WHAT NEEDS TO BE DONE: Reproduce every line of the material below, but drop the pictures.

EXERCISE INPUTS:
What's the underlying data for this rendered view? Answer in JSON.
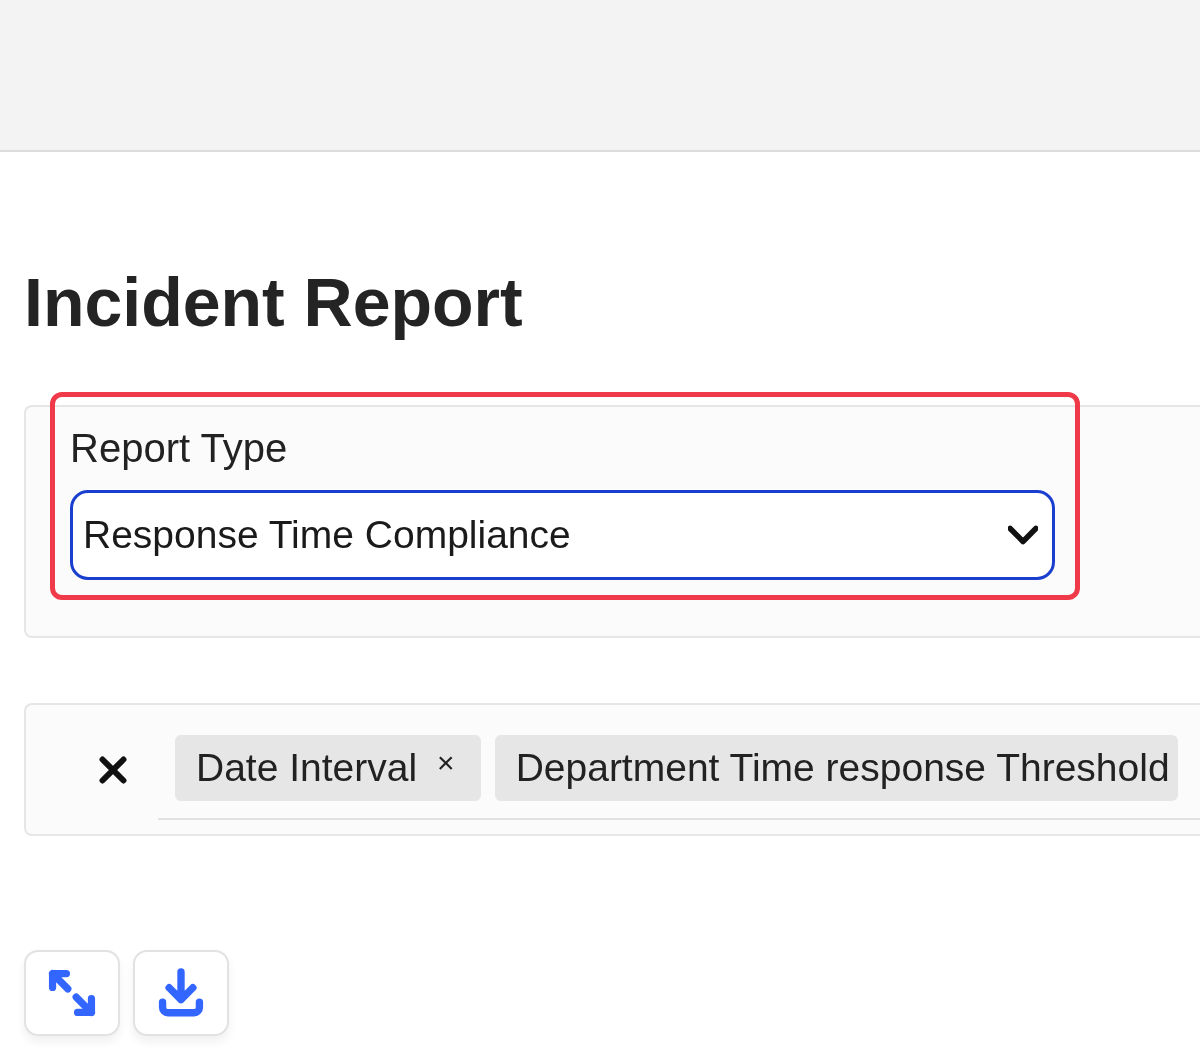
{
  "title": "Incident Report",
  "report_type": {
    "label": "Report Type",
    "value": "Response Time Compliance",
    "focused": true,
    "highlighted": true
  },
  "filters": {
    "chips": [
      {
        "label": "Date Interval",
        "remove": "×"
      },
      {
        "label": "Department Time response Threshold"
      }
    ]
  },
  "actions": [
    {
      "kind": "expand"
    },
    {
      "kind": "download"
    }
  ]
}
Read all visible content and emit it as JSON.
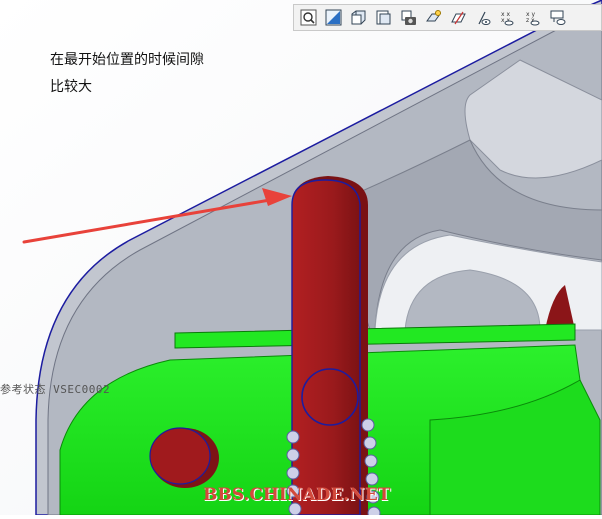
{
  "annotation": {
    "line1": "在最开始位置的时候间隙",
    "line2": "比较大"
  },
  "model_state_label": "参考状态 VSEC0002",
  "watermark": "BBS.CHINADE.NET",
  "toolbar": {
    "buttons": [
      {
        "icon": "zoom-icon"
      },
      {
        "icon": "shading-icon"
      },
      {
        "icon": "saved-view-icon"
      },
      {
        "icon": "view-manager-icon"
      },
      {
        "icon": "snapshot-icon"
      },
      {
        "icon": "datum-plane-icon"
      },
      {
        "icon": "datum-axis-icon"
      },
      {
        "icon": "datum-point-icon"
      },
      {
        "icon": "coordinate-system-icon"
      },
      {
        "icon": "annotation-icon"
      },
      {
        "icon": "spin-center-icon"
      }
    ]
  },
  "colors": {
    "bracket": "#b7bcc7",
    "pin": "#9c1a1d",
    "green_part": "#1ee61e",
    "arrow": "#e8423a",
    "edge": "#1c1ca0"
  }
}
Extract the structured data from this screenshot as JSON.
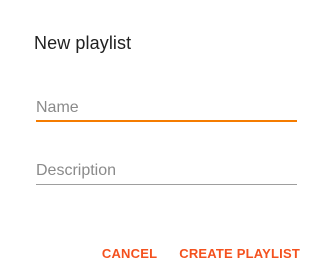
{
  "dialog": {
    "title": "New playlist",
    "name_field": {
      "placeholder": "Name",
      "value": ""
    },
    "description_field": {
      "placeholder": "Description",
      "value": ""
    },
    "cancel_label": "CANCEL",
    "create_label": "CREATE PLAYLIST"
  },
  "colors": {
    "accent": "#f57c00",
    "button_text": "#f4511e",
    "title_text": "#212121",
    "placeholder_text": "#8a8a8a",
    "inactive_underline": "#9e9e9e"
  }
}
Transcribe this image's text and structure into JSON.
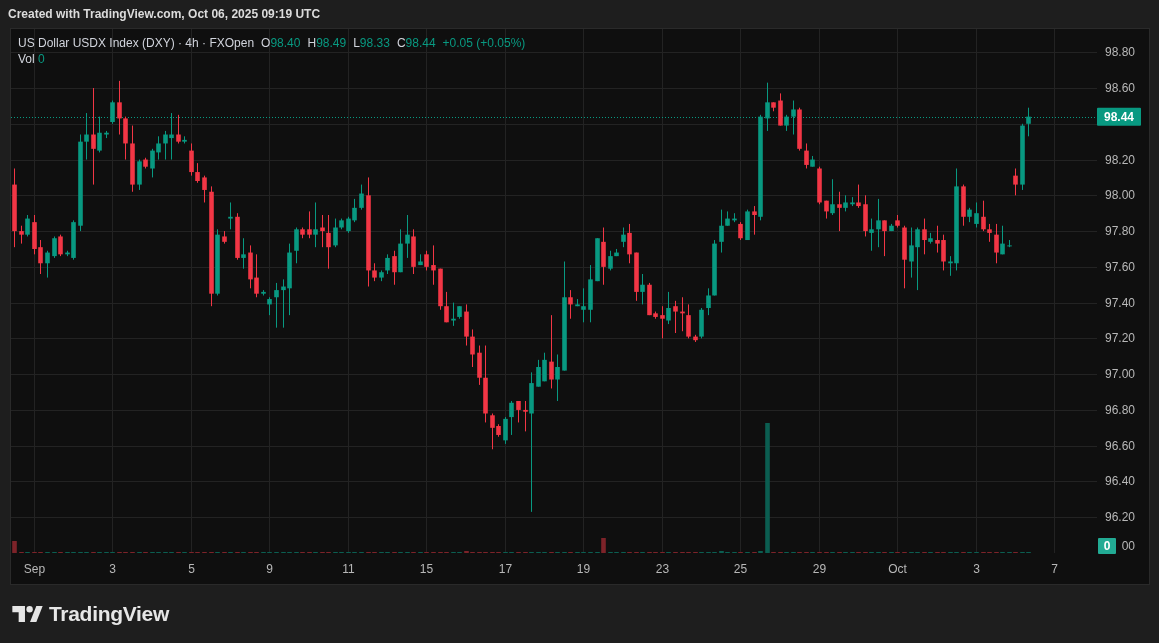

SOLVED PROBLEM:
What's the underlying data for this rendered view? Answer in JSON.
{
  "title": "Incident Report",
  "report_type": {
    "label": "Report Type",
    "value": "Response Time Compliance",
    "focused": true,
    "highlighted": true
  },
  "filters": {
    "chips": [
      {
        "label": "Date Interval",
        "remove": "×"
      },
      {
        "label": "Department Time response Threshold"
      }
    ]
  },
  "actions": [
    {
      "kind": "expand"
    },
    {
      "kind": "download"
    }
  ]
}
Read all visible content and emit it as JSON.
{
  "annotation": {
    "line1": "在最开始位置的时候间隙",
    "line2": "比较大"
  },
  "model_state_label": "参考状态 VSEC0002",
  "watermark": "BBS.CHINADE.NET",
  "toolbar": {
    "buttons": [
      {
        "icon": "zoom-icon"
      },
      {
        "icon": "shading-icon"
      },
      {
        "icon": "saved-view-icon"
      },
      {
        "icon": "view-manager-icon"
      },
      {
        "icon": "snapshot-icon"
      },
      {
        "icon": "datum-plane-icon"
      },
      {
        "icon": "datum-axis-icon"
      },
      {
        "icon": "datum-point-icon"
      },
      {
        "icon": "coordinate-system-icon"
      },
      {
        "icon": "annotation-icon"
      },
      {
        "icon": "spin-center-icon"
      }
    ]
  },
  "colors": {
    "bracket": "#b7bcc7",
    "pin": "#9c1a1d",
    "green_part": "#1ee61e",
    "arrow": "#e8423a",
    "edge": "#1c1ca0"
  }
}
Extract the structured data from this screenshot as JSON.
{
  "dialog": {
    "title": "New playlist",
    "name_field": {
      "placeholder": "Name",
      "value": ""
    },
    "description_field": {
      "placeholder": "Description",
      "value": ""
    },
    "cancel_label": "CANCEL",
    "create_label": "CREATE PLAYLIST"
  },
  "colors": {
    "accent": "#f57c00",
    "button_text": "#f4511e",
    "title_text": "#212121",
    "placeholder_text": "#8a8a8a",
    "inactive_underline": "#9e9e9e"
  }
}
Transcribe this image's text and structure into JSON.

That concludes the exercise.